WORK TO BE COMPLETED = Print out every record exactly as it appears.

EXERCISE MATERIALS =
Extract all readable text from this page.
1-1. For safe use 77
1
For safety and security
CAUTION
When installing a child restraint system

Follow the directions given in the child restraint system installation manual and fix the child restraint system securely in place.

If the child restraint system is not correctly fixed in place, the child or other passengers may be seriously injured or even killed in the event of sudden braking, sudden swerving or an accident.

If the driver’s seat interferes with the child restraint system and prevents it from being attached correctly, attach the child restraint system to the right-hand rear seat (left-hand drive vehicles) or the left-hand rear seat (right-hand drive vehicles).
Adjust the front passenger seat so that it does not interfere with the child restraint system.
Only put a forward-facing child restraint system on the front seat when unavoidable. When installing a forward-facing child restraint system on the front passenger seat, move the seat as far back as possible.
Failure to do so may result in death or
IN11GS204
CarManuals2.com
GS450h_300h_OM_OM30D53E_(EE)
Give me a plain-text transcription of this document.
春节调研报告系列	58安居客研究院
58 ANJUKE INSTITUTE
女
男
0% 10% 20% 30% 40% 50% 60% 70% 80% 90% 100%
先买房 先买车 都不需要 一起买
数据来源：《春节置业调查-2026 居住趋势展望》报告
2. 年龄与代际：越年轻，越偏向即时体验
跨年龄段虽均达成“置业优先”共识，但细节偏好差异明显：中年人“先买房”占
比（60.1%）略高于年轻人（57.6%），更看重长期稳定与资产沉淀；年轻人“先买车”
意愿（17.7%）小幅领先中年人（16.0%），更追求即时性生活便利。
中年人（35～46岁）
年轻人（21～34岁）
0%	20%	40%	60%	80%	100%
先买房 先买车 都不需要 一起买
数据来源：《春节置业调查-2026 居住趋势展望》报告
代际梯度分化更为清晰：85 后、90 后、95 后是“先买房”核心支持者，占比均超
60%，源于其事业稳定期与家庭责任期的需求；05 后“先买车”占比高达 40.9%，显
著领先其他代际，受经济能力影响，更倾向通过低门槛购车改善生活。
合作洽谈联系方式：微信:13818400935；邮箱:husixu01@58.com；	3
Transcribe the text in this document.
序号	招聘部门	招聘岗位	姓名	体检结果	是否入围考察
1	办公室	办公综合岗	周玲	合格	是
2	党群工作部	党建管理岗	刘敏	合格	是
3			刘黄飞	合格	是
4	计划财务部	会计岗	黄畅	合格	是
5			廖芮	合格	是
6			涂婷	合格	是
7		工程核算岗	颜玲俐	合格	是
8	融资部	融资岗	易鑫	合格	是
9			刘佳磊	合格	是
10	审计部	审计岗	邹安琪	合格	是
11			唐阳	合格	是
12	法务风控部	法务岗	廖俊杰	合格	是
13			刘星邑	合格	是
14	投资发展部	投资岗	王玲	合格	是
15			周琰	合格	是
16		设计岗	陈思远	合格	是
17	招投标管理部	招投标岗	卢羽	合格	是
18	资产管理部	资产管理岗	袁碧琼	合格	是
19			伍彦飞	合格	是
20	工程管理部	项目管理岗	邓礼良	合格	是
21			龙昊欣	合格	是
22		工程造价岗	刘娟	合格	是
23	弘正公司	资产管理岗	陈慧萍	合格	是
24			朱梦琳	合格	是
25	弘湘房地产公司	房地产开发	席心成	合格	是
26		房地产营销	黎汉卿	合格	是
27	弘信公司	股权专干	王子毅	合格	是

RESPONSE =
Extract all readable text from this page.
1-1. For safe use 77
1
For safety and security
CAUTION
When installing a child restraint system

Follow the directions given in the child restraint system installation manual and fix the child restraint system securely in place.

If the child restraint system is not correctly fixed in place, the child or other passengers may be seriously injured or even killed in the event of sudden braking, sudden swerving or an accident.

If the driver’s seat interferes with the child restraint system and prevents it from being attached correctly, attach the child restraint system to the right-hand rear seat (left-hand drive vehicles) or the left-hand rear seat (right-hand drive vehicles).
Adjust the front passenger seat so that it does not interfere with the child restraint system.
Only put a forward-facing child restraint system on the front seat when unavoidable. When installing a forward-facing child restraint system on the front passenger seat, move the seat as far back as possible.
Failure to do so may result in death or
IN11GS204
CarManuals2.com
GS450h_300h_OM_OM30D53E_(EE)
Give me a plain-text transcription of this document.
春节调研报告系列	58安居客研究院
58 ANJUKE INSTITUTE
女
男
0% 10% 20% 30% 40% 50% 60% 70% 80% 90% 100%
先买房 先买车 都不需要 一起买
数据来源：《春节置业调查-2026 居住趋势展望》报告
2. 年龄与代际：越年轻，越偏向即时体验
跨年龄段虽均达成“置业优先”共识，但细节偏好差异明显：中年人“先买房”占
比（60.1%）略高于年轻人（57.6%），更看重长期稳定与资产沉淀；年轻人“先买车”
意愿（17.7%）小幅领先中年人（16.0%），更追求即时性生活便利。
中年人（35～46岁）
年轻人（21～34岁）
0%	20%	40%	60%	80%	100%
先买房 先买车 都不需要 一起买
数据来源：《春节置业调查-2026 居住趋势展望》报告
代际梯度分化更为清晰：85 后、90 后、95 后是“先买房”核心支持者，占比均超
60%，源于其事业稳定期与家庭责任期的需求；05 后“先买车”占比高达 40.9%，显
著领先其他代际，受经济能力影响，更倾向通过低门槛购车改善生活。
合作洽谈联系方式：微信:13818400935；邮箱:husixu01@58.com；	3
Transcribe the text in this document.
序号	招聘部门	招聘岗位	姓名	体检结果	是否入围考察
1	办公室	办公综合岗	周玲	合格	是
2	党群工作部	党建管理岗	刘敏	合格	是
3			刘黄飞	合格	是
4	计划财务部	会计岗	黄畅	合格	是
5			廖芮	合格	是
6			涂婷	合格	是
7		工程核算岗	颜玲俐	合格	是
8	融资部	融资岗	易鑫	合格	是
9			刘佳磊	合格	是
10	审计部	审计岗	邹安琪	合格	是
11			唐阳	合格	是
12	法务风控部	法务岗	廖俊杰	合格	是
13			刘星邑	合格	是
14	投资发展部	投资岗	王玲	合格	是
15			周琰	合格	是
16		设计岗	陈思远	合格	是
17	招投标管理部	招投标岗	卢羽	合格	是
18	资产管理部	资产管理岗	袁碧琼	合格	是
19			伍彦飞	合格	是
20	工程管理部	项目管理岗	邓礼良	合格	是
21			龙昊欣	合格	是
22		工程造价岗	刘娟	合格	是
23	弘正公司	资产管理岗	陈慧萍	合格	是
24			朱梦琳	合格	是
25	弘湘房地产公司	房地产开发	席心成	合格	是
26		房地产营销	黎汉卿	合格	是
27	弘信公司	股权专干	王子毅	合格	是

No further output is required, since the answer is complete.